▶ **Document excerpt**
- - - -

As this blog progresses, I will undoubtedly fill you in on the details of all the big and little things we did over the last ten years to get ready for this trip. All in good time. For now, we focus on the odds and ends. Aboard Sonrisa, Andrew is going through the boat and analyzing any little part or piece that is not adequately tacked down and may become a flying projectile at sea. This list is largely comprised of those last minute maintenance items that have been nagging me, making me worry about our safety or Sonrisa’s seaworthiness.
Probably the two most serious items on this list is securing the batteries with large dyneema chords anchored into Sonrisa’s hull and stretched over the top of the batteries, to add a layer of protection to make sure those 100 lbs blocks of lead do not kill one of us if Sonrisa were to turn turtle. This is unlikely, but of course possible. We need to be prepared.
The second odd/end Andrew is working on is refining the construction of an air vent that seems to be angled at the right and most perfect position to scoop an onboarding wave directly into her engine room.
“I cannot figure out how this air vent can possibly be positioned like it is, and not scoop gallons and gallons of water into the engine room with a boarding wave. Why is it like this!?” Andrew has asked me this question every single weekend since we purchased Sonrisa three years ago. While this air vent has obviously served Sonrisa’s purposes fine enough since 1982, Andrew decides to close it up and move it to a more protected spot. Again, it is a small, odd little task, but something that will seem of undue importance the day that the engine room with its electrical breakers, batteries, fuel pumps and filters, engine, and other key life systems on Sonrisa is doused in saltwater.
Apparently, he also installed the highly necessary (and fake) parrot named Sergio to keep watch over his duties.

- - - -

Please change "air vent" to "cowl vent" in the Sonrisa text between "Probably the two" and "her engine room.", inclusive, and give that part again.

▶ **Structured page parsing data**
- - - -

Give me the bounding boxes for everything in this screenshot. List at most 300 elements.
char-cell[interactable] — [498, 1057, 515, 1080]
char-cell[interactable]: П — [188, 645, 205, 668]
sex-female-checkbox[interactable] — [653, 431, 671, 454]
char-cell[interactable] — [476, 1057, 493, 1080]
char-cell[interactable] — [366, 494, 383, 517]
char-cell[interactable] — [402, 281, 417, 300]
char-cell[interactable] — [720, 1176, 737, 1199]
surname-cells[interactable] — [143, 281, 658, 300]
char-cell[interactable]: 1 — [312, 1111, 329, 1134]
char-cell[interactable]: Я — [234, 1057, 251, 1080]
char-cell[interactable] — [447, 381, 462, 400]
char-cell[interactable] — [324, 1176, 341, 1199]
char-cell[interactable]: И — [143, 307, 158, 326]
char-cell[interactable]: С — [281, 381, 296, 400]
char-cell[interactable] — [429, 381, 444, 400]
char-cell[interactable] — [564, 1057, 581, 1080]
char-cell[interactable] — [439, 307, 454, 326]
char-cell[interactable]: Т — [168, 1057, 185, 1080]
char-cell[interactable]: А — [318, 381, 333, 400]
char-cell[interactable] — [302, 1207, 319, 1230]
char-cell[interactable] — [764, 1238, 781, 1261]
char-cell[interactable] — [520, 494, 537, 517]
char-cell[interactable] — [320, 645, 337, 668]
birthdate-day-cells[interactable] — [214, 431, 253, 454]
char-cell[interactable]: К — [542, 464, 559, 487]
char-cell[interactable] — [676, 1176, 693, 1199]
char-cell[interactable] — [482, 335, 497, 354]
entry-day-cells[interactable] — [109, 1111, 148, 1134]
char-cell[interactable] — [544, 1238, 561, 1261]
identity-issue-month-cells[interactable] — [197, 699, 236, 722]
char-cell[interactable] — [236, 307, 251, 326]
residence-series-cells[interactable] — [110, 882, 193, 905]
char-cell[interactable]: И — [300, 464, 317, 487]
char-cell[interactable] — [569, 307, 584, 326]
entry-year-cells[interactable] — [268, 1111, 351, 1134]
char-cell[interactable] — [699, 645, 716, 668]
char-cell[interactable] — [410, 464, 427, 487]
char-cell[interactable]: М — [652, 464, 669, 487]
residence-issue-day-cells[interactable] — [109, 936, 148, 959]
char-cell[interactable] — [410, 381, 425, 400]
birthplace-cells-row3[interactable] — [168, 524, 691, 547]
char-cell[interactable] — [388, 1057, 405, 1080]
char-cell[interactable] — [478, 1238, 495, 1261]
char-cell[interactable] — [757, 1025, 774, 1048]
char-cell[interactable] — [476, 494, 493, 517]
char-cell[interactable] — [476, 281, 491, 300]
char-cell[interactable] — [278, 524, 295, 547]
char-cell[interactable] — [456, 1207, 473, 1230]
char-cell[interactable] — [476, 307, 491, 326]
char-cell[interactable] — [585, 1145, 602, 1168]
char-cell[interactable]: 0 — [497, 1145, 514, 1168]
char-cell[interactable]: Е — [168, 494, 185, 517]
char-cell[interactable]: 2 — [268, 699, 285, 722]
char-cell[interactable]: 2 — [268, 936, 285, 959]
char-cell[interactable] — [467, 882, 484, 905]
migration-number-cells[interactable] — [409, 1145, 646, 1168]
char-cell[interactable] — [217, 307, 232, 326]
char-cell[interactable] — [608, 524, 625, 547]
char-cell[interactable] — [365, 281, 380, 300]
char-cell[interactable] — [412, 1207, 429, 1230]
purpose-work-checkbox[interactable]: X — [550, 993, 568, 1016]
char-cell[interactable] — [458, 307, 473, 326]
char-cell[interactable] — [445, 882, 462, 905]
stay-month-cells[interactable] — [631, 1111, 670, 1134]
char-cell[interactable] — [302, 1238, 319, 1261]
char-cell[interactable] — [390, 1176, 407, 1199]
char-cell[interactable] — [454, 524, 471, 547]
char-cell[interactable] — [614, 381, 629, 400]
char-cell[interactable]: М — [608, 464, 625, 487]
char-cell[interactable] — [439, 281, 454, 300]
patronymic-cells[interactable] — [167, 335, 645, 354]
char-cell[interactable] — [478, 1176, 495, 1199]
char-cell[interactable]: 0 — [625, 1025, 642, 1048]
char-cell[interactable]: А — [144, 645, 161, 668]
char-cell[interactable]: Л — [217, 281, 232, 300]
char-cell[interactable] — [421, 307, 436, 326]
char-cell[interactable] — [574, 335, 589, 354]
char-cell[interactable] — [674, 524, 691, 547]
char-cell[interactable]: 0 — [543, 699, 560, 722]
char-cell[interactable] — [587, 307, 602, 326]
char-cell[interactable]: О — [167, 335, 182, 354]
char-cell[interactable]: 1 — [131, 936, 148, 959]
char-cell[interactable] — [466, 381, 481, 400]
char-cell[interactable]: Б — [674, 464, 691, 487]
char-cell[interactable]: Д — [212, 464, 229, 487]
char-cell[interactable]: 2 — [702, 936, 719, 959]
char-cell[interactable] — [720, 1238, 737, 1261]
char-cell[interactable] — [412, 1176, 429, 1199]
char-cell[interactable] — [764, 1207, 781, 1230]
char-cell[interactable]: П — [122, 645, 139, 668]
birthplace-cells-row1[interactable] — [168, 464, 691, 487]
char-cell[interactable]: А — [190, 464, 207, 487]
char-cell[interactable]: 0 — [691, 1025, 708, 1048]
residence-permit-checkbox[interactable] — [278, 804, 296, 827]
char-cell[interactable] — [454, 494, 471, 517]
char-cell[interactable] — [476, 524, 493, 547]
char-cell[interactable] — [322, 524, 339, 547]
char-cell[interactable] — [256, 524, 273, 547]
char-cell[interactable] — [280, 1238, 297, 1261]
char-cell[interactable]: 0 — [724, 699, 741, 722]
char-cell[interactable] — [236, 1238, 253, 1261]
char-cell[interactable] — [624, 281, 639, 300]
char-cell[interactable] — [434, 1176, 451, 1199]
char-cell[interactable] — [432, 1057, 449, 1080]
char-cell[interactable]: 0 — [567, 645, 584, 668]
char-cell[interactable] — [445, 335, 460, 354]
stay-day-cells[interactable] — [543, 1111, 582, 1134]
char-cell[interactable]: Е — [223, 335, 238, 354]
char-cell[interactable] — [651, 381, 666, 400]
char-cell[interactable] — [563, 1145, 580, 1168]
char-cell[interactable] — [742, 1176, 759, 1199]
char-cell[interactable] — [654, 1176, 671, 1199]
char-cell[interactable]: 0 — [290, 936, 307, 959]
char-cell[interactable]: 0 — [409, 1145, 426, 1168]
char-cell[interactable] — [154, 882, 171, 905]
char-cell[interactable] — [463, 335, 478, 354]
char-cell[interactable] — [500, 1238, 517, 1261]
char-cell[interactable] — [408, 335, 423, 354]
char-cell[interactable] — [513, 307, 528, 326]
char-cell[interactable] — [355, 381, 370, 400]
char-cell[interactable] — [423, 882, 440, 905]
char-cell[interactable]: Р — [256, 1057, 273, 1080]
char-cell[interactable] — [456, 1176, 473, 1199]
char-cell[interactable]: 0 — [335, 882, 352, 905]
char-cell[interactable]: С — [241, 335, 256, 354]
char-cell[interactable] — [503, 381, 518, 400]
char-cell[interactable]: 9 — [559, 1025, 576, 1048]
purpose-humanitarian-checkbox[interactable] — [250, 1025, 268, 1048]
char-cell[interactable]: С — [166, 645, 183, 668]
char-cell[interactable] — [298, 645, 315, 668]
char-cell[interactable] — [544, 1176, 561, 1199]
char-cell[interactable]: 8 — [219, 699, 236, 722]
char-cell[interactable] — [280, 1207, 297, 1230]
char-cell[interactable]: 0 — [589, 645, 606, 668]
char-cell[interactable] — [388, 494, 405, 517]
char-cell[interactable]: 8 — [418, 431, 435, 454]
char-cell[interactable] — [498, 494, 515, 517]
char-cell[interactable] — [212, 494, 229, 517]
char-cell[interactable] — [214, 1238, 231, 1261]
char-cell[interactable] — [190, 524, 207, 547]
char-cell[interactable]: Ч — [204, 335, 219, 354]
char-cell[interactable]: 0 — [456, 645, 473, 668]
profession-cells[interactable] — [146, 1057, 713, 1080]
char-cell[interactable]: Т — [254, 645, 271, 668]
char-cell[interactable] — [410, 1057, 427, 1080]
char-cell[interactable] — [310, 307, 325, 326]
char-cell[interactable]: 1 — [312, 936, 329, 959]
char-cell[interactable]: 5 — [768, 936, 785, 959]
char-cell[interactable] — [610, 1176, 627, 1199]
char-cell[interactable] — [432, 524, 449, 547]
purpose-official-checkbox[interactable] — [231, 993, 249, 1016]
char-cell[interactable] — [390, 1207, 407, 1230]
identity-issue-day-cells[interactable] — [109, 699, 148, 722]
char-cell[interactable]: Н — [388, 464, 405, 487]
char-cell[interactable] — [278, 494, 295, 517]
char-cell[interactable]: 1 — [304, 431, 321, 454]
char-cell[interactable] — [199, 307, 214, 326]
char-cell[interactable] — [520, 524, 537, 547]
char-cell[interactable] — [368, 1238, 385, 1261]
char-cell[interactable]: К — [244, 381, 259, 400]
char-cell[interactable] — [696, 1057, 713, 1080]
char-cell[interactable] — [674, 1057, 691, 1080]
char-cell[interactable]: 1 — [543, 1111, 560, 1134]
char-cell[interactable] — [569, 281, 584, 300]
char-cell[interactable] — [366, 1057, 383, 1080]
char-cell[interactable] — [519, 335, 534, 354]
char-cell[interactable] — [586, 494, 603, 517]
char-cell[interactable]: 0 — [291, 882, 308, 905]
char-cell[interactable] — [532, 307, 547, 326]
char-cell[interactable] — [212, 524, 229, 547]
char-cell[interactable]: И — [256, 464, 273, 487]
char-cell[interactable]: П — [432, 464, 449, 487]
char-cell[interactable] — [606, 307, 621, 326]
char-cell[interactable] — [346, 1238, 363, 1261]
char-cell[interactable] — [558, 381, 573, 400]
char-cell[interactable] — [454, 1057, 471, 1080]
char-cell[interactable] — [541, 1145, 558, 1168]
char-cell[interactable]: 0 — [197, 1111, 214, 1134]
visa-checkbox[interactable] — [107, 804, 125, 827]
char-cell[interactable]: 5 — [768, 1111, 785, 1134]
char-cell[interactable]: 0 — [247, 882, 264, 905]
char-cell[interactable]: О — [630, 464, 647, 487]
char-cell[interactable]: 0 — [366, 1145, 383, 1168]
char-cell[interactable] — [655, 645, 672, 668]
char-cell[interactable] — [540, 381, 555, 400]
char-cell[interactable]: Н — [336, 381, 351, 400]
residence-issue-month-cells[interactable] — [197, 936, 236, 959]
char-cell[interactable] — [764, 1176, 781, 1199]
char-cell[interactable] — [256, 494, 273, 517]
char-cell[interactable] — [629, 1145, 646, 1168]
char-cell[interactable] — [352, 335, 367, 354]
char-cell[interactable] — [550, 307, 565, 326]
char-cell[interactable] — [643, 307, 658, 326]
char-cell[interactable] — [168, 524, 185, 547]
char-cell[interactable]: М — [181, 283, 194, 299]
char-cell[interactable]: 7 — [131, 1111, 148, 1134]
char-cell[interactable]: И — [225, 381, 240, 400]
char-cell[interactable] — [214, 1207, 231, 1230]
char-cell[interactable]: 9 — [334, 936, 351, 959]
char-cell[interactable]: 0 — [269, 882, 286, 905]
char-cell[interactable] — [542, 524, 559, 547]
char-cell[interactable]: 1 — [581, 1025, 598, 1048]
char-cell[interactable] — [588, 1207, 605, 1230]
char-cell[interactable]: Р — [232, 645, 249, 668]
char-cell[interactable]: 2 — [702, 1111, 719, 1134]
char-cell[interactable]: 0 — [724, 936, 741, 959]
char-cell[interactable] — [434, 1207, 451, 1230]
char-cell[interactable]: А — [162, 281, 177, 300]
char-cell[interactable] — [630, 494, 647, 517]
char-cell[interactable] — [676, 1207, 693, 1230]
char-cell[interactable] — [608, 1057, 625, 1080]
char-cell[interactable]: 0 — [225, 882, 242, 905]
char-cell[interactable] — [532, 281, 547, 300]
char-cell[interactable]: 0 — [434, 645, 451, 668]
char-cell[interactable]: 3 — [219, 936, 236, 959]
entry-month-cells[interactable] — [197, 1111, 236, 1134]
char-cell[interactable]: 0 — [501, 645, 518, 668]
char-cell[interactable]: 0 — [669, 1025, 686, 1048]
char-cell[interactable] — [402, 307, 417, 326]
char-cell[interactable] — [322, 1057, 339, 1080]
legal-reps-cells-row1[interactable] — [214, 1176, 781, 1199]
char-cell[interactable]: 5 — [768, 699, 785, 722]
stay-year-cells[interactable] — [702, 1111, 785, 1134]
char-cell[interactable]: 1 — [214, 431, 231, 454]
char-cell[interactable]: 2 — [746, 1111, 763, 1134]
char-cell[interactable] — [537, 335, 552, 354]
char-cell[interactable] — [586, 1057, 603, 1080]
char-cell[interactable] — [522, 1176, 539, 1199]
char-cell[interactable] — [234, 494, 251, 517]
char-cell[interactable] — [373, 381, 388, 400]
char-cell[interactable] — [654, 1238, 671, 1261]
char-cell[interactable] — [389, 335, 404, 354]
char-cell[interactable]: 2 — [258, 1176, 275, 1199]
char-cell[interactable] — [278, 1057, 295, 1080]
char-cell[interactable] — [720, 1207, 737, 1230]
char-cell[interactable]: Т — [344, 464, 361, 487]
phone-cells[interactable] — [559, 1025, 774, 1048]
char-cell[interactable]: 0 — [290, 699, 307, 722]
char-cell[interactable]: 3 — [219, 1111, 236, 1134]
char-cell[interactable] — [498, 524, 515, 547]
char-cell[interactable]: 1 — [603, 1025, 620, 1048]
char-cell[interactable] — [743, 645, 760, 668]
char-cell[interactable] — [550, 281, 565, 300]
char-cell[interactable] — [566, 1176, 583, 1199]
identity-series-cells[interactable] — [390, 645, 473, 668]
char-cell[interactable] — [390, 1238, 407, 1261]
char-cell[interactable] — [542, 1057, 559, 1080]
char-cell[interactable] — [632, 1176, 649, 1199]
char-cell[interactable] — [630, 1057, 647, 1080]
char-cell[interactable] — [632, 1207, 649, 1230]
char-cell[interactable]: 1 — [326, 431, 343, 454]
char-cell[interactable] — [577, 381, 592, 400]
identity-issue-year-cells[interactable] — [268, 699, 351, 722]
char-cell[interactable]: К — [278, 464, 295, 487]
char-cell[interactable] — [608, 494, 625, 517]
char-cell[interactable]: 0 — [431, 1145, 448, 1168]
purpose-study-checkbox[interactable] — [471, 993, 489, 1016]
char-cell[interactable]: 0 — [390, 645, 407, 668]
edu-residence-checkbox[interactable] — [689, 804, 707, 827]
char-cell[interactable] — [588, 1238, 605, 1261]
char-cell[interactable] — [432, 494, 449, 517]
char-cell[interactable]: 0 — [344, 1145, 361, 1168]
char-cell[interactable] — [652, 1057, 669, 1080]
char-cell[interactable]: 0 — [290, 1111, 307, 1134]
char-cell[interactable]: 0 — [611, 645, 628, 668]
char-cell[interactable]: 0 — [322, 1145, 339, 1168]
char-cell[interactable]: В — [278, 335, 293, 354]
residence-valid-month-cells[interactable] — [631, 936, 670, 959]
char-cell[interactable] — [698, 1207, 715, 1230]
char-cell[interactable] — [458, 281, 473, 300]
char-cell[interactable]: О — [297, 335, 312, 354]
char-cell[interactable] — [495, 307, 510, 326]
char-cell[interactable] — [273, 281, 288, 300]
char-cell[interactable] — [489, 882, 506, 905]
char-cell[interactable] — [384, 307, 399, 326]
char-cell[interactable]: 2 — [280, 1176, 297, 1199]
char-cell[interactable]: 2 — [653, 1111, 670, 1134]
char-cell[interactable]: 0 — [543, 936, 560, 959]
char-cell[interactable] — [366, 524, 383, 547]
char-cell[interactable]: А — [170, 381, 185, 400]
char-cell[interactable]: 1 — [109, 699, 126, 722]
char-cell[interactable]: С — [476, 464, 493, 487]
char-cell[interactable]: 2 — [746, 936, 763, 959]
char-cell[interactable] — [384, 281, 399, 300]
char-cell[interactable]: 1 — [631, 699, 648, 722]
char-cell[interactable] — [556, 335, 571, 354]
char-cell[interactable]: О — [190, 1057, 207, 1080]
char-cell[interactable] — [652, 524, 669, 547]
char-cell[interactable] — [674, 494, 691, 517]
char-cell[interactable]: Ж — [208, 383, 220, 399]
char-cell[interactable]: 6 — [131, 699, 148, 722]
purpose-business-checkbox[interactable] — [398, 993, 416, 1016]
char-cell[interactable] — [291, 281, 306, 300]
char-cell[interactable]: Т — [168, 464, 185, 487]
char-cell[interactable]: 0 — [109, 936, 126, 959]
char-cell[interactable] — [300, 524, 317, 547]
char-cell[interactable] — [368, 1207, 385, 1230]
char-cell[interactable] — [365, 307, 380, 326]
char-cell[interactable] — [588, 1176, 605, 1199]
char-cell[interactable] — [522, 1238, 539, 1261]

- - - -

▶ **Solution to the problem**
Probably the two most serious items on this list is securing the batteries with large dyneema chords anchored into Sonrisa’s hull and stretched over the top of the batteries, to add a layer of protection to make sure those 100 lbs blocks of lead do not kill one of us if Sonrisa were to turn turtle. This is unlikely, but of course possible. We need to be prepared.
The second odd/end Andrew is working on is refining the construction of an cowl vent that seems to be angled at the right and most perfect position to scoop an onboarding wave directly into her engine room.